◆ Task objective ◆
Beginning with the line that holds "Read this page and output its text content." and ending with the last line below, repeat each line exactly, leaving any pictures out.

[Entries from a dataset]
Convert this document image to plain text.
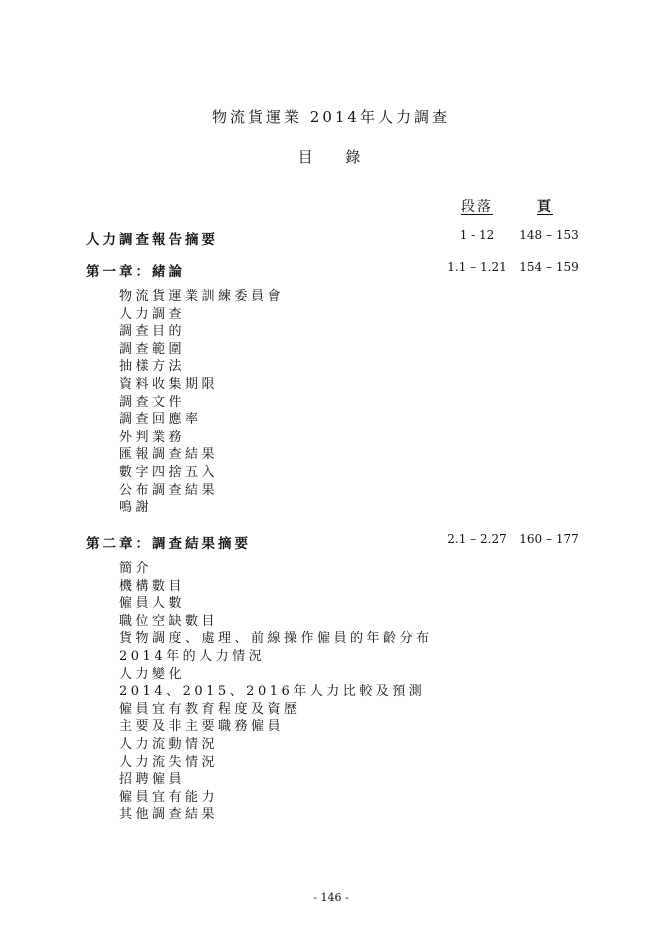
物流貨運業 2014年人力調查
目 錄
段落	頁
人力調查報告摘要	1 - 12	148 – 153
第一章：緒論	1.1 – 1.21	154 – 159
物流貨運業訓練委員會
人力調查
調查目的
調查範圍
抽樣方法
資料收集期限
調查文件
調查回應率
外判業務
匯報調查結果
數字四捨五入
公布調查結果
鳴謝
第二章：調查結果摘要	2.1 – 2.27	160 – 177
簡介
機構數目
僱員人數
職位空缺數目
貨物調度、處理、前線操作僱員的年齡分布
2014年的人力情況
人力變化
2014、2015、2016年人力比較及預測
僱員宜有教育程度及資歷
主要及非主要職務僱員
人力流動情況
人力流失情況
招聘僱員
僱員宜有能力
其他調查結果
- 146 -
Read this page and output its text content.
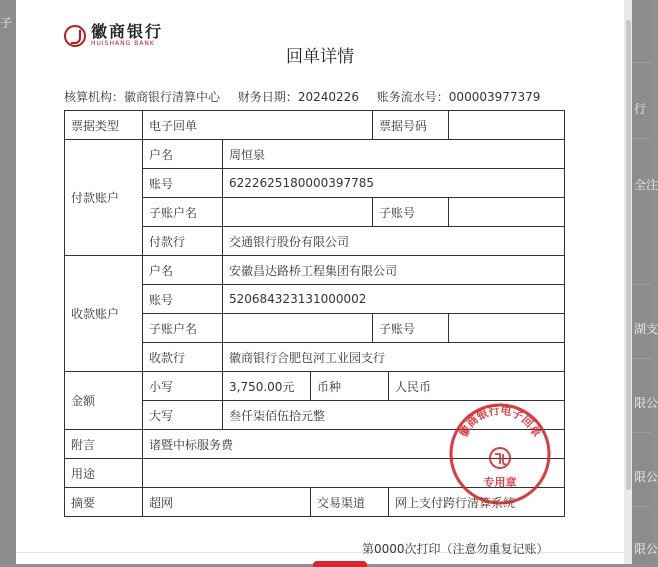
子
行
全注
湖支
限公
限公
限公
徽商银行
HUISHANG BANK
回单详情
核算机构：徽商银行清算中心 财务日期：20240226 账务流水号：000003977379
票据类型	电子回单			票据号码		
付款账户	户名	周恒泉				
	账号	6222625180000397785				
	子账户名			子账号		
	付款行	交通银行股份有限公司				
收款账户	户名	安徽昌达路桥工程集团有限公司				
	账号	520684323131000002				
	子账户名			子账号		
	收款行	徽商银行合肥包河工业园支行				
金额	小写	3,750.00元	币种		人民币	
	大写	叁仟柒佰伍拾元整				
附言	诸暨中标服务费					
用途						
摘要	超网		交易渠道		网上支付跨行清算系统	
徽商银行电子回单
专用章
第0000次打印（注意勿重复记账）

◆ Answer in full ◆
Read this page and output its text content.
子
行
全注
湖支
限公
限公
限公
徽商银行
HUISHANG BANK
回单详情
核算机构：徽商银行清算中心 财务日期：20240226 账务流水号：000003977379
票据类型	电子回单			票据号码		
付款账户	户名	周恒泉				
	账号	6222625180000397785				
	子账户名			子账号		
	付款行	交通银行股份有限公司				
收款账户	户名	安徽昌达路桥工程集团有限公司				
	账号	520684323131000002				
	子账户名			子账号		
	收款行	徽商银行合肥包河工业园支行				
金额	小写	3,750.00元	币种		人民币	
	大写	叁仟柒佰伍拾元整				
附言	诸暨中标服务费					
用途						
摘要	超网		交易渠道		网上支付跨行清算系统	
徽商银行电子回单
专用章
第0000次打印（注意勿重复记账）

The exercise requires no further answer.